-- Data section start --

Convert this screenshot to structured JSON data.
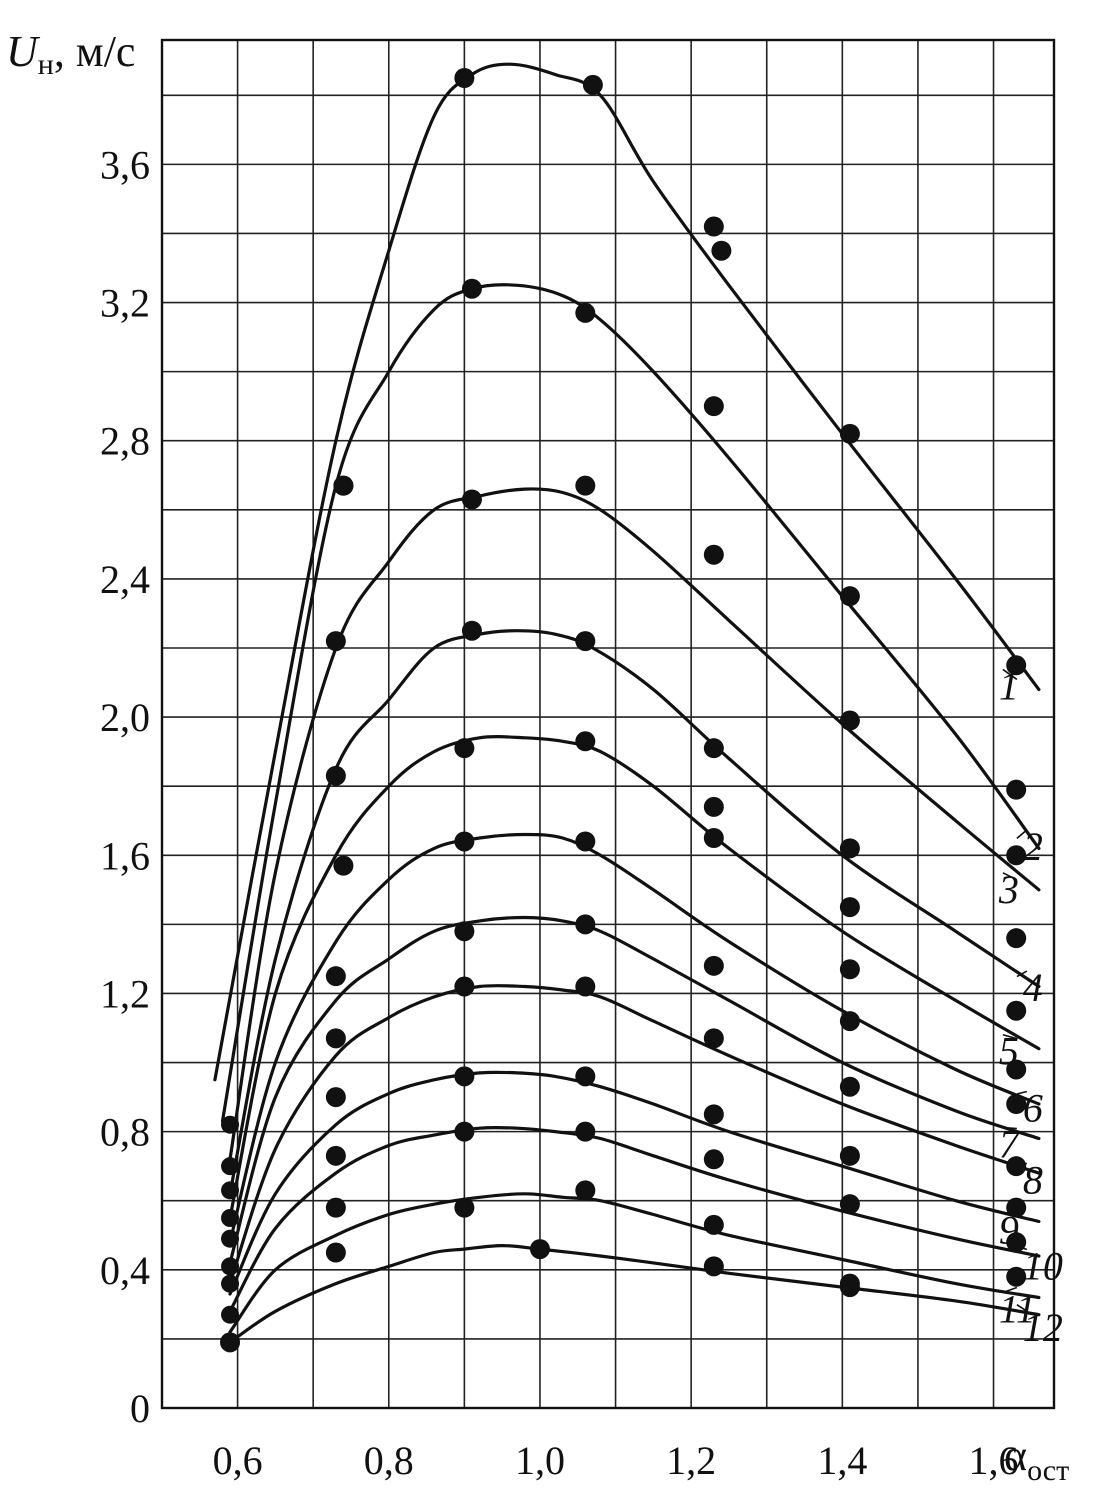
{
  "chart_data": {
    "type": "line",
    "title": "",
    "ylabel": "U",
    "ylabel_subscript": "н",
    "ylabel_unit": ", м/с",
    "xlabel": "α",
    "xlabel_subscript": "ост",
    "xlim": [
      0.5,
      1.68
    ],
    "ylim": [
      0,
      3.96
    ],
    "grid": true,
    "x_ticks": [
      "0,6",
      "0,8",
      "1,0",
      "1,2",
      "1,4",
      "1,6"
    ],
    "y_ticks": [
      "0",
      "0,4",
      "0,8",
      "1,2",
      "1,6",
      "2,0",
      "2,4",
      "2,8",
      "3,2",
      "3,6"
    ],
    "series": [
      {
        "name": "1",
        "curve": [
          [
            0.57,
            0.95
          ],
          [
            0.65,
            1.9
          ],
          [
            0.73,
            2.8
          ],
          [
            0.8,
            3.35
          ],
          [
            0.86,
            3.74
          ],
          [
            0.91,
            3.86
          ],
          [
            0.96,
            3.89
          ],
          [
            1.02,
            3.86
          ],
          [
            1.08,
            3.8
          ],
          [
            1.15,
            3.55
          ],
          [
            1.25,
            3.25
          ],
          [
            1.4,
            2.82
          ],
          [
            1.55,
            2.4
          ],
          [
            1.66,
            2.08
          ]
        ],
        "points": [
          [
            0.9,
            3.85
          ],
          [
            1.07,
            3.83
          ],
          [
            1.23,
            3.42
          ],
          [
            1.24,
            3.35
          ],
          [
            1.41,
            2.82
          ],
          [
            1.63,
            2.15
          ]
        ]
      },
      {
        "name": "2",
        "curve": [
          [
            0.58,
            0.83
          ],
          [
            0.65,
            1.75
          ],
          [
            0.73,
            2.67
          ],
          [
            0.8,
            3.0
          ],
          [
            0.86,
            3.18
          ],
          [
            0.91,
            3.24
          ],
          [
            0.97,
            3.25
          ],
          [
            1.03,
            3.22
          ],
          [
            1.08,
            3.15
          ],
          [
            1.15,
            3.0
          ],
          [
            1.25,
            2.75
          ],
          [
            1.4,
            2.35
          ],
          [
            1.55,
            1.95
          ],
          [
            1.66,
            1.62
          ]
        ],
        "points": [
          [
            0.74,
            2.67
          ],
          [
            0.91,
            3.24
          ],
          [
            1.06,
            3.17
          ],
          [
            1.23,
            2.9
          ],
          [
            1.41,
            2.35
          ],
          [
            1.63,
            1.79
          ]
        ]
      },
      {
        "name": "3",
        "curve": [
          [
            0.59,
            0.72
          ],
          [
            0.65,
            1.55
          ],
          [
            0.73,
            2.2
          ],
          [
            0.8,
            2.45
          ],
          [
            0.86,
            2.6
          ],
          [
            0.92,
            2.64
          ],
          [
            0.98,
            2.66
          ],
          [
            1.03,
            2.65
          ],
          [
            1.08,
            2.6
          ],
          [
            1.15,
            2.48
          ],
          [
            1.25,
            2.28
          ],
          [
            1.4,
            1.98
          ],
          [
            1.55,
            1.7
          ],
          [
            1.66,
            1.5
          ]
        ],
        "points": [
          [
            0.74,
            2.67
          ],
          [
            0.91,
            2.63
          ],
          [
            1.06,
            2.67
          ],
          [
            1.23,
            2.47
          ],
          [
            1.41,
            1.99
          ],
          [
            1.63,
            1.6
          ]
        ]
      },
      {
        "name": "4",
        "curve": [
          [
            0.59,
            0.62
          ],
          [
            0.65,
            1.3
          ],
          [
            0.73,
            1.85
          ],
          [
            0.8,
            2.05
          ],
          [
            0.86,
            2.2
          ],
          [
            0.92,
            2.24
          ],
          [
            0.97,
            2.25
          ],
          [
            1.02,
            2.24
          ],
          [
            1.07,
            2.2
          ],
          [
            1.15,
            2.08
          ],
          [
            1.25,
            1.88
          ],
          [
            1.4,
            1.6
          ],
          [
            1.55,
            1.38
          ],
          [
            1.66,
            1.22
          ]
        ],
        "points": [
          [
            0.73,
            2.22
          ],
          [
            0.91,
            2.25
          ],
          [
            1.06,
            2.22
          ],
          [
            1.23,
            1.91
          ],
          [
            1.41,
            1.62
          ],
          [
            1.63,
            1.36
          ]
        ]
      },
      {
        "name": "5",
        "curve": [
          [
            0.59,
            0.55
          ],
          [
            0.65,
            1.2
          ],
          [
            0.73,
            1.6
          ],
          [
            0.8,
            1.8
          ],
          [
            0.86,
            1.9
          ],
          [
            0.92,
            1.94
          ],
          [
            0.98,
            1.94
          ],
          [
            1.03,
            1.93
          ],
          [
            1.08,
            1.9
          ],
          [
            1.15,
            1.8
          ],
          [
            1.25,
            1.62
          ],
          [
            1.4,
            1.38
          ],
          [
            1.55,
            1.18
          ],
          [
            1.66,
            1.04
          ]
        ],
        "points": [
          [
            0.73,
            1.83
          ],
          [
            0.9,
            1.91
          ],
          [
            1.06,
            1.93
          ],
          [
            1.23,
            1.74
          ],
          [
            1.41,
            1.45
          ],
          [
            1.63,
            1.15
          ]
        ]
      },
      {
        "name": "6",
        "curve": [
          [
            0.59,
            0.48
          ],
          [
            0.65,
            1.0
          ],
          [
            0.73,
            1.35
          ],
          [
            0.8,
            1.53
          ],
          [
            0.86,
            1.62
          ],
          [
            0.92,
            1.65
          ],
          [
            0.98,
            1.66
          ],
          [
            1.03,
            1.65
          ],
          [
            1.08,
            1.6
          ],
          [
            1.15,
            1.5
          ],
          [
            1.25,
            1.35
          ],
          [
            1.4,
            1.15
          ],
          [
            1.55,
            0.98
          ],
          [
            1.66,
            0.88
          ]
        ],
        "points": [
          [
            0.74,
            1.57
          ],
          [
            0.9,
            1.64
          ],
          [
            1.06,
            1.64
          ],
          [
            1.23,
            1.65
          ],
          [
            1.41,
            1.27
          ],
          [
            1.63,
            0.98
          ]
        ]
      },
      {
        "name": "7",
        "curve": [
          [
            0.59,
            0.42
          ],
          [
            0.65,
            0.9
          ],
          [
            0.73,
            1.18
          ],
          [
            0.8,
            1.3
          ],
          [
            0.86,
            1.38
          ],
          [
            0.92,
            1.41
          ],
          [
            0.98,
            1.42
          ],
          [
            1.03,
            1.41
          ],
          [
            1.08,
            1.38
          ],
          [
            1.15,
            1.3
          ],
          [
            1.25,
            1.18
          ],
          [
            1.4,
            1.0
          ],
          [
            1.55,
            0.86
          ],
          [
            1.66,
            0.78
          ]
        ],
        "points": [
          [
            0.73,
            1.25
          ],
          [
            0.9,
            1.38
          ],
          [
            1.06,
            1.4
          ],
          [
            1.23,
            1.28
          ],
          [
            1.41,
            1.12
          ],
          [
            1.63,
            0.88
          ]
        ]
      },
      {
        "name": "8",
        "curve": [
          [
            0.59,
            0.36
          ],
          [
            0.65,
            0.75
          ],
          [
            0.73,
            1.02
          ],
          [
            0.8,
            1.13
          ],
          [
            0.86,
            1.19
          ],
          [
            0.92,
            1.22
          ],
          [
            0.98,
            1.22
          ],
          [
            1.03,
            1.21
          ],
          [
            1.08,
            1.19
          ],
          [
            1.15,
            1.12
          ],
          [
            1.25,
            1.02
          ],
          [
            1.4,
            0.88
          ],
          [
            1.55,
            0.76
          ],
          [
            1.66,
            0.68
          ]
        ],
        "points": [
          [
            0.73,
            1.07
          ],
          [
            0.9,
            1.22
          ],
          [
            1.06,
            1.22
          ],
          [
            1.23,
            1.07
          ],
          [
            1.41,
            0.93
          ],
          [
            1.63,
            0.7
          ]
        ]
      },
      {
        "name": "9",
        "curve": [
          [
            0.59,
            0.33
          ],
          [
            0.65,
            0.62
          ],
          [
            0.73,
            0.82
          ],
          [
            0.8,
            0.91
          ],
          [
            0.86,
            0.95
          ],
          [
            0.92,
            0.97
          ],
          [
            0.97,
            0.97
          ],
          [
            1.02,
            0.96
          ],
          [
            1.08,
            0.93
          ],
          [
            1.15,
            0.88
          ],
          [
            1.25,
            0.8
          ],
          [
            1.4,
            0.7
          ],
          [
            1.55,
            0.6
          ],
          [
            1.66,
            0.54
          ]
        ],
        "points": [
          [
            0.73,
            0.9
          ],
          [
            0.9,
            0.96
          ],
          [
            1.06,
            0.96
          ],
          [
            1.23,
            0.85
          ],
          [
            1.41,
            0.73
          ],
          [
            1.63,
            0.58
          ]
        ]
      },
      {
        "name": "10",
        "curve": [
          [
            0.59,
            0.28
          ],
          [
            0.65,
            0.52
          ],
          [
            0.73,
            0.68
          ],
          [
            0.8,
            0.76
          ],
          [
            0.86,
            0.79
          ],
          [
            0.92,
            0.81
          ],
          [
            0.97,
            0.81
          ],
          [
            1.02,
            0.8
          ],
          [
            1.08,
            0.78
          ],
          [
            1.15,
            0.73
          ],
          [
            1.25,
            0.66
          ],
          [
            1.4,
            0.57
          ],
          [
            1.55,
            0.49
          ],
          [
            1.66,
            0.44
          ]
        ],
        "points": [
          [
            0.73,
            0.73
          ],
          [
            0.9,
            0.8
          ],
          [
            1.06,
            0.8
          ],
          [
            1.23,
            0.72
          ],
          [
            1.41,
            0.59
          ],
          [
            1.63,
            0.48
          ]
        ]
      },
      {
        "name": "11",
        "curve": [
          [
            0.59,
            0.22
          ],
          [
            0.65,
            0.4
          ],
          [
            0.73,
            0.5
          ],
          [
            0.8,
            0.56
          ],
          [
            0.86,
            0.59
          ],
          [
            0.92,
            0.61
          ],
          [
            0.98,
            0.62
          ],
          [
            1.03,
            0.61
          ],
          [
            1.08,
            0.6
          ],
          [
            1.15,
            0.56
          ],
          [
            1.25,
            0.5
          ],
          [
            1.4,
            0.43
          ],
          [
            1.55,
            0.36
          ],
          [
            1.66,
            0.32
          ]
        ],
        "points": [
          [
            0.73,
            0.58
          ],
          [
            0.9,
            0.58
          ],
          [
            1.06,
            0.63
          ],
          [
            1.23,
            0.53
          ],
          [
            1.41,
            0.36
          ],
          [
            1.63,
            0.38
          ]
        ]
      },
      {
        "name": "12",
        "curve": [
          [
            0.59,
            0.19
          ],
          [
            0.65,
            0.28
          ],
          [
            0.73,
            0.36
          ],
          [
            0.8,
            0.41
          ],
          [
            0.86,
            0.45
          ],
          [
            0.9,
            0.46
          ],
          [
            0.95,
            0.47
          ],
          [
            1.0,
            0.46
          ],
          [
            1.08,
            0.44
          ],
          [
            1.15,
            0.42
          ],
          [
            1.25,
            0.39
          ],
          [
            1.4,
            0.35
          ],
          [
            1.55,
            0.31
          ],
          [
            1.66,
            0.27
          ]
        ],
        "points": [
          [
            0.59,
            0.19
          ],
          [
            0.73,
            0.45
          ],
          [
            1.0,
            0.46
          ],
          [
            1.23,
            0.41
          ],
          [
            1.41,
            0.35
          ]
        ]
      }
    ],
    "extra_points": [
      [
        0.59,
        0.82
      ],
      [
        0.59,
        0.7
      ],
      [
        0.59,
        0.63
      ],
      [
        0.59,
        0.55
      ],
      [
        0.59,
        0.49
      ],
      [
        0.59,
        0.41
      ],
      [
        0.59,
        0.36
      ],
      [
        0.59,
        0.27
      ]
    ]
  }
}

-- Data section end --

What is being asked: Among the entries, how many lines contain the string "name"? Give the number without anything else.

Expected answer: 12